## Task goal
Leave out the pictures and return every entry exactly as it appears.

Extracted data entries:
(begin)
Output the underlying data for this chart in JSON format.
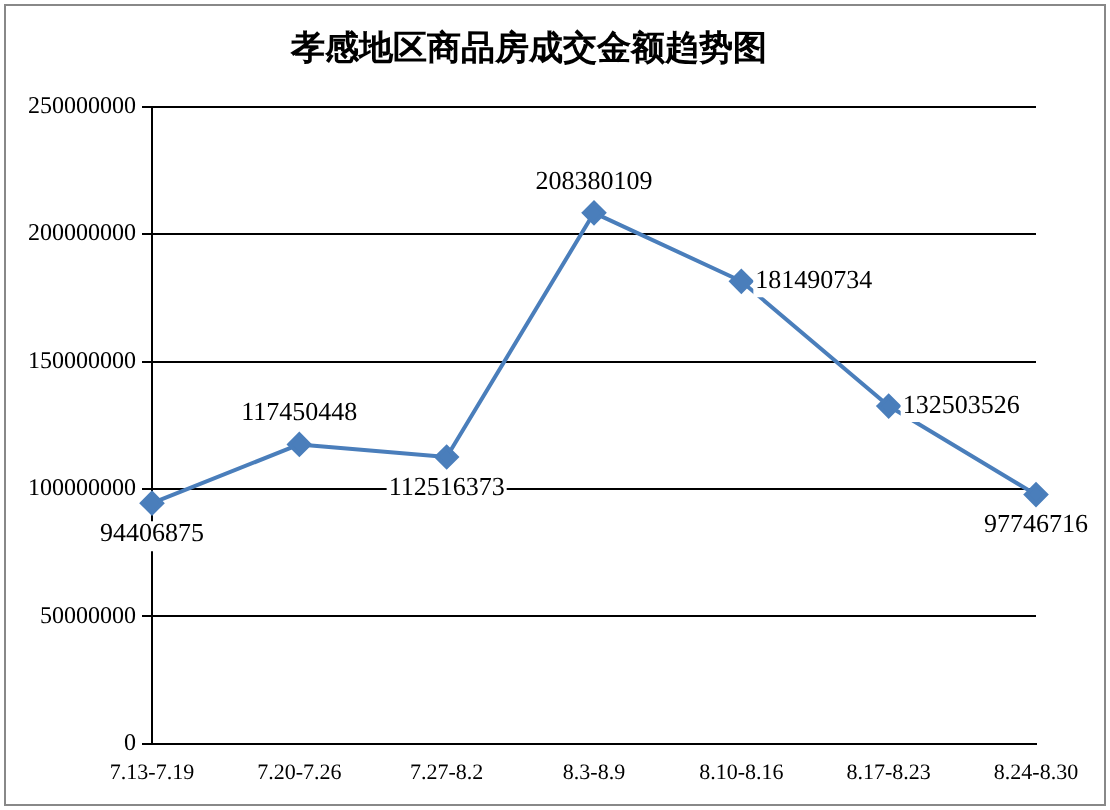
{
  "chart_data": {
    "type": "line",
    "title": "孝感地区商品房成交金额趋势图",
    "categories": [
      "7.13-7.19",
      "7.20-7.26",
      "7.27-8.2",
      "8.3-8.9",
      "8.10-8.16",
      "8.17-8.23",
      "8.24-8.30"
    ],
    "series": [
      {
        "color": "#4a7ebb",
        "values": [
          94406875,
          117450448,
          112516373,
          208380109,
          181490734,
          132503526,
          97746716
        ]
      }
    ],
    "ylim": [
      0,
      250000000
    ],
    "yticks": [
      0,
      50000000,
      100000000,
      150000000,
      200000000,
      250000000
    ],
    "grid": "y",
    "legend": false,
    "marker": "diamond",
    "line_style": "solid",
    "data_labels": true
  }
}
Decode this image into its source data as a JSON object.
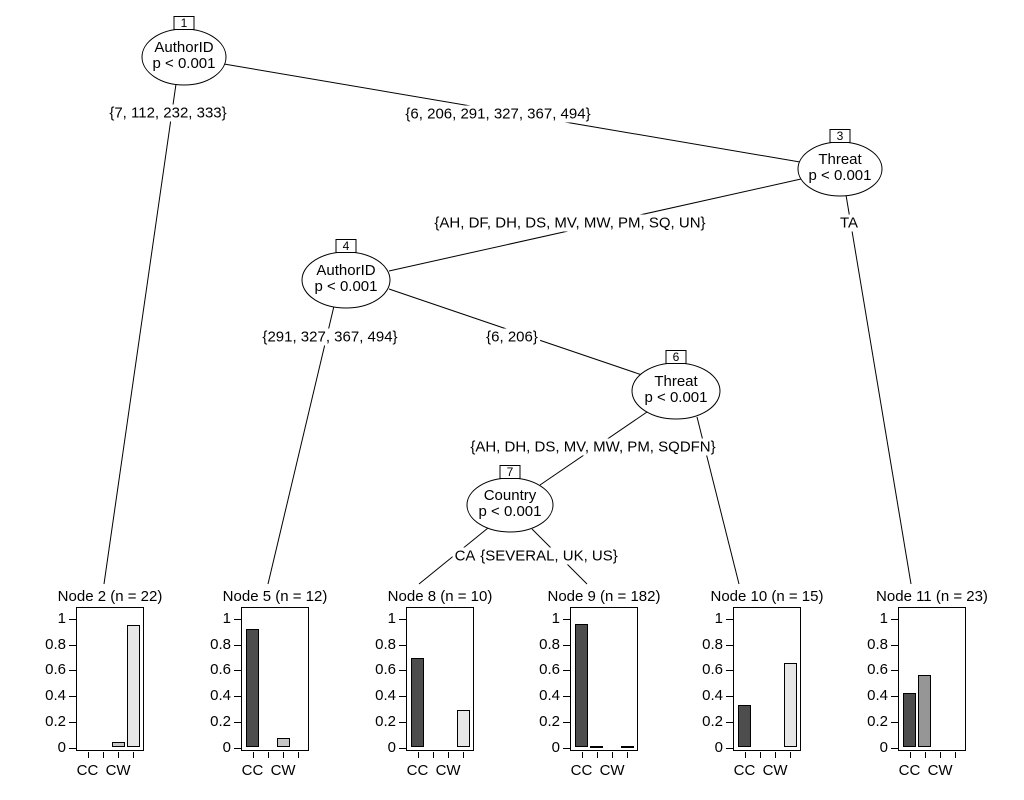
(end)
## Task result
Output the underlying data for this chart in JSON format.
{
  "chart_data": {
    "type": "line",
    "title": "孝感地区商品房成交金额趋势图",
    "categories": [
      "7.13-7.19",
      "7.20-7.26",
      "7.27-8.2",
      "8.3-8.9",
      "8.10-8.16",
      "8.17-8.23",
      "8.24-8.30"
    ],
    "series": [
      {
        "color": "#4a7ebb",
        "values": [
          94406875,
          117450448,
          112516373,
          208380109,
          181490734,
          132503526,
          97746716
        ]
      }
    ],
    "ylim": [
      0,
      250000000
    ],
    "yticks": [
      0,
      50000000,
      100000000,
      150000000,
      200000000,
      250000000
    ],
    "grid": "y",
    "legend": false,
    "marker": "diamond",
    "line_style": "solid",
    "data_labels": true
  }
}
Decode this image into its source data as a JSON object.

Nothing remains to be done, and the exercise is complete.